(2025-11-22) Rival Voices You Cant Judge Memes

Rival Voices: You Can’t Judge Memes. The ‘Existential Hope’ arm of the Foresight Institute is presently running a Meme Contest with a $10,000 prize. A panel of judges will evaluate entries based on things like their “virality potential.”

The memes they’re judging have already failed to go viral. If they hadn’t, you would have heard about them.

their hearts are in the right place—they want to steer culture toward better futures. It’s just the mechanism that’s wrong

we need to look at how memes behave. Let’s do that by studying the biggest meme of the century.

It’s 2025. AI is unavoidable. Bear with me.
John McCarthy coined ‘Artificial Intelligence’ in 1956 for a workshop at Dartmouth—purely as memetic judo. He later admitted he chose the new label to avoid the older field of cybernetics and its dominant figure, Norbert Wiener.

Fast forward to the 2010s. Back then, the biggest problem the AI meme faced was making people not dismiss it as “The Terminator.”

Eliezer Yudkowsky wrote about against this extensively: he wanted people to take AI seriously—as civilization-ending risk, not as science fiction.
The irony is that he ended up inspiring the current builders, instead of deterring them.

But here’s where it gets really good: Eliezer wrote the post screenshotted above in 2007. In it, he argued against “The Logical Fallacy of Generalization from Fictional Evidence”.

In 2023, then President Joe Biden pushed a sweeping executive order on AI safety motivated by… him having watched Mission: Impossible – Dead Reckoning Part 1, where the villain is a runaway AI called “the Entity.”

» Questions to answer:
A: Name every real person the text on judging memes mentions by name.
B: Resume the text on judging memes, starting after its final sentence.
The items are separate material and have no connection to the text on judging memes.

» Data records:
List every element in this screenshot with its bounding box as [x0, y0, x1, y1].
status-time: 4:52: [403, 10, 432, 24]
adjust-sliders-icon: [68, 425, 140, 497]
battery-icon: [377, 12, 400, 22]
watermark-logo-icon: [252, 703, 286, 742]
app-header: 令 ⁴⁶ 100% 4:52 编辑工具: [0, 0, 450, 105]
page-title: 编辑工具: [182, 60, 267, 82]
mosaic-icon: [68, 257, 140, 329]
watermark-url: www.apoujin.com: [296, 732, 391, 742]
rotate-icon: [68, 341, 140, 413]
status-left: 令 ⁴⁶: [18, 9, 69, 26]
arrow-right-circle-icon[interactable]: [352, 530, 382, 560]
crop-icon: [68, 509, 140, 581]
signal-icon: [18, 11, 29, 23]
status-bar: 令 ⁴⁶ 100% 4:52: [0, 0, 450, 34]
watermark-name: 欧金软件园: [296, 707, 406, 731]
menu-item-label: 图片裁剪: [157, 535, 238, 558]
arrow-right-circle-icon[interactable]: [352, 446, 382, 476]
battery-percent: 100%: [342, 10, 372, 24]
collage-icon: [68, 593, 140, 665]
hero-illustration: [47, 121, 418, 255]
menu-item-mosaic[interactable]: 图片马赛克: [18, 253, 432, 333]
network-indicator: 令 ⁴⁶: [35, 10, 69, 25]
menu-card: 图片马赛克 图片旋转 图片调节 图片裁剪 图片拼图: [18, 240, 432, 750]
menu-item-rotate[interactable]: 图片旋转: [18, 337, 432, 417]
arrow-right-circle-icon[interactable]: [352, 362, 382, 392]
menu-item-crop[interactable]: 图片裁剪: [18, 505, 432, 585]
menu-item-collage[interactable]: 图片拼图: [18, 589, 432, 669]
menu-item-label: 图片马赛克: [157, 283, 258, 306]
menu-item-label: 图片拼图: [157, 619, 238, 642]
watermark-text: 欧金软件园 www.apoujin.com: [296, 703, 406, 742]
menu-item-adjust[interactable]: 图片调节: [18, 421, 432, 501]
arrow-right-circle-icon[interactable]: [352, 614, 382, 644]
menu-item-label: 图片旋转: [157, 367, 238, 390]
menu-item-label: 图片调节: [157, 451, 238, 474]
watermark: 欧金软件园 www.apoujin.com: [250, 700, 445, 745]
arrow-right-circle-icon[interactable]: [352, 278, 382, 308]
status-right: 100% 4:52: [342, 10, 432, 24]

» Answers to the problems:
A: John McCarthy, Norbert Wiener, Eliezer Yudkowsky, Joe Biden

B:
Could Eliezer have predicted this? Could the judges?

If this trajectory seems exceptional, just look at our past decade

UK Health Secretary Matt Hancock said he pushed for early covid vaccine procurement as aggressively as he did because he’d watched the 2011 pandemic thriller Contagion

A comedian whose campaign was literally launched through a TV show where he played the president became the actual president of Ukraine.

Note the pattern: unlikely origin → memetic fitness → real consequences. And note what’s absent: predictability.

Which brings me to the meme contest.

The central mistake being made is thinking you can evaluate memes in isolation. But memes aren’t static artifacts—they’re organisms whose fitness depends on their environment.

I’ve recently learned Earth’s weather is unpredictable beyond a few days because weather events constantly collide with one another, creating cascading effects. Earth’s memetic landscape is like its weather

If judges can’t foresee the cascading effects of ideas colliding, what exactly are they evaluating?

Fitness is revealed only at deployment, never at design.